GIVEN EXERCISE: Every entry must be given again exactly.

Collected data
++++
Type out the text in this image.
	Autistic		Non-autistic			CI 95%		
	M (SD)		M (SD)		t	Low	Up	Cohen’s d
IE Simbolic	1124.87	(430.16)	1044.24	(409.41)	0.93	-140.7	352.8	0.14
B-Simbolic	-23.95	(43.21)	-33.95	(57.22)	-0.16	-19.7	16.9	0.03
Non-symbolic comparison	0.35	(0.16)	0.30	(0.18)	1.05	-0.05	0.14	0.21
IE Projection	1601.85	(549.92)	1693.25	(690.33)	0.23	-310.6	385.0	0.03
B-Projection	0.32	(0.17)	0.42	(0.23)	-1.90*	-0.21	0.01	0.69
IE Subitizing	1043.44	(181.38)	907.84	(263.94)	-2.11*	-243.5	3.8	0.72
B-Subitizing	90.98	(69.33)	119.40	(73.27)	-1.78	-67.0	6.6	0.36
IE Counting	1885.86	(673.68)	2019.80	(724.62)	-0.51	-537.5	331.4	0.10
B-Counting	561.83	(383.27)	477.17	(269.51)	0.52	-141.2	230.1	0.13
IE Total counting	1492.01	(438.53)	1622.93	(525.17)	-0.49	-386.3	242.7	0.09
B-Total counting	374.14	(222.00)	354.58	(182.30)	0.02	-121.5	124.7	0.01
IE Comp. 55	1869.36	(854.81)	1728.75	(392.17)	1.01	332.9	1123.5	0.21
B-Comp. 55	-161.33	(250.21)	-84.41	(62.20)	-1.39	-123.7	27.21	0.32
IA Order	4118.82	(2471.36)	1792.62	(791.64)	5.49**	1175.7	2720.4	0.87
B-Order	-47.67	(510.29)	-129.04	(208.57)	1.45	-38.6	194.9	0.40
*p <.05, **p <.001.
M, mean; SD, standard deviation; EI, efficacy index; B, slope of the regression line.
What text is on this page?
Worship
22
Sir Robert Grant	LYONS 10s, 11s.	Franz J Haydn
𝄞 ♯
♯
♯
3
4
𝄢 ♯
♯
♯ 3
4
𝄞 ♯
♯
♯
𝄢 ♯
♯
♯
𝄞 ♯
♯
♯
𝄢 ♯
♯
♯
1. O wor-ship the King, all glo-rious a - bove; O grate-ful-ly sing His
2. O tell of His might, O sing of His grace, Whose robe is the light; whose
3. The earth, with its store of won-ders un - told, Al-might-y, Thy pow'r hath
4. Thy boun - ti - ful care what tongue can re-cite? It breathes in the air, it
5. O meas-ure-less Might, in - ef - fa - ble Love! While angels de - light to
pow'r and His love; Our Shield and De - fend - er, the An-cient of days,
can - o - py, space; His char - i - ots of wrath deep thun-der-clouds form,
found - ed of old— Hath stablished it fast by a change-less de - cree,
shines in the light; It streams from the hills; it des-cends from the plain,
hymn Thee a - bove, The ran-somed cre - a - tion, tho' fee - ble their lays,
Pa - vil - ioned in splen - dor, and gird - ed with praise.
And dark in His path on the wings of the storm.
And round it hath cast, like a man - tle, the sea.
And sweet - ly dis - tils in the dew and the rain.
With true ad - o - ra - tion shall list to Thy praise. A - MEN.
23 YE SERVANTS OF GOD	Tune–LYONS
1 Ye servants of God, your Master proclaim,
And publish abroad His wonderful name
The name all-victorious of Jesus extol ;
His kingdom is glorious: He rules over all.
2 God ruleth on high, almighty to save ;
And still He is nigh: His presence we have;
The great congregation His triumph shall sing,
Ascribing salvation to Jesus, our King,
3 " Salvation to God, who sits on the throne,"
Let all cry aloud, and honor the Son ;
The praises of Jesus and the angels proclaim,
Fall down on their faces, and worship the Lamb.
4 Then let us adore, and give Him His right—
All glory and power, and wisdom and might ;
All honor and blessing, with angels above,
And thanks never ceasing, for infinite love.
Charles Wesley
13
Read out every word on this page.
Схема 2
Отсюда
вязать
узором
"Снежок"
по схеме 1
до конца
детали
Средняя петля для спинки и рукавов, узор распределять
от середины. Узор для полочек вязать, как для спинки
++++
RESPONSE:
Type out the text in this image.
	Autistic		Non-autistic			CI 95%		
	M (SD)		M (SD)		t	Low	Up	Cohen’s d
IE Simbolic	1124.87	(430.16)	1044.24	(409.41)	0.93	-140.7	352.8	0.14
B-Simbolic	-23.95	(43.21)	-33.95	(57.22)	-0.16	-19.7	16.9	0.03
Non-symbolic comparison	0.35	(0.16)	0.30	(0.18)	1.05	-0.05	0.14	0.21
IE Projection	1601.85	(549.92)	1693.25	(690.33)	0.23	-310.6	385.0	0.03
B-Projection	0.32	(0.17)	0.42	(0.23)	-1.90*	-0.21	0.01	0.69
IE Subitizing	1043.44	(181.38)	907.84	(263.94)	-2.11*	-243.5	3.8	0.72
B-Subitizing	90.98	(69.33)	119.40	(73.27)	-1.78	-67.0	6.6	0.36
IE Counting	1885.86	(673.68)	2019.80	(724.62)	-0.51	-537.5	331.4	0.10
B-Counting	561.83	(383.27)	477.17	(269.51)	0.52	-141.2	230.1	0.13
IE Total counting	1492.01	(438.53)	1622.93	(525.17)	-0.49	-386.3	242.7	0.09
B-Total counting	374.14	(222.00)	354.58	(182.30)	0.02	-121.5	124.7	0.01
IE Comp. 55	1869.36	(854.81)	1728.75	(392.17)	1.01	332.9	1123.5	0.21
B-Comp. 55	-161.33	(250.21)	-84.41	(62.20)	-1.39	-123.7	27.21	0.32
IA Order	4118.82	(2471.36)	1792.62	(791.64)	5.49**	1175.7	2720.4	0.87
B-Order	-47.67	(510.29)	-129.04	(208.57)	1.45	-38.6	194.9	0.40
*p <.05, **p <.001.
M, mean; SD, standard deviation; EI, efficacy index; B, slope of the regression line.
What text is on this page?
Worship
22
Sir Robert Grant	LYONS 10s, 11s.	Franz J Haydn
𝄞 ♯
♯
♯
3
4
𝄢 ♯
♯
♯ 3
4
𝄞 ♯
♯
♯
𝄢 ♯
♯
♯
𝄞 ♯
♯
♯
𝄢 ♯
♯
♯
1. O wor-ship the King, all glo-rious a - bove; O grate-ful-ly sing His
2. O tell of His might, O sing of His grace, Whose robe is the light; whose
3. The earth, with its store of won-ders un - told, Al-might-y, Thy pow'r hath
4. Thy boun - ti - ful care what tongue can re-cite? It breathes in the air, it
5. O meas-ure-less Might, in - ef - fa - ble Love! While angels de - light to
pow'r and His love; Our Shield and De - fend - er, the An-cient of days,
can - o - py, space; His char - i - ots of wrath deep thun-der-clouds form,
found - ed of old— Hath stablished it fast by a change-less de - cree,
shines in the light; It streams from the hills; it des-cends from the plain,
hymn Thee a - bove, The ran-somed cre - a - tion, tho' fee - ble their lays,
Pa - vil - ioned in splen - dor, and gird - ed with praise.
And dark in His path on the wings of the storm.
And round it hath cast, like a man - tle, the sea.
And sweet - ly dis - tils in the dew and the rain.
With true ad - o - ra - tion shall list to Thy praise. A - MEN.
23 YE SERVANTS OF GOD	Tune–LYONS
1 Ye servants of God, your Master proclaim,
And publish abroad His wonderful name
The name all-victorious of Jesus extol ;
His kingdom is glorious: He rules over all.
2 God ruleth on high, almighty to save ;
And still He is nigh: His presence we have;
The great congregation His triumph shall sing,
Ascribing salvation to Jesus, our King,
3 " Salvation to God, who sits on the throne,"
Let all cry aloud, and honor the Son ;
The praises of Jesus and the angels proclaim,
Fall down on their faces, and worship the Lamb.
4 Then let us adore, and give Him His right—
All glory and power, and wisdom and might ;
All honor and blessing, with angels above,
And thanks never ceasing, for infinite love.
Charles Wesley
13
Read out every word on this page.
Схема 2
Отсюда
вязать
узором
"Снежок"
по схеме 1
до конца
детали
Средняя петля для спинки и рукавов, узор распределять
от середины. Узор для полочек вязать, как для спинки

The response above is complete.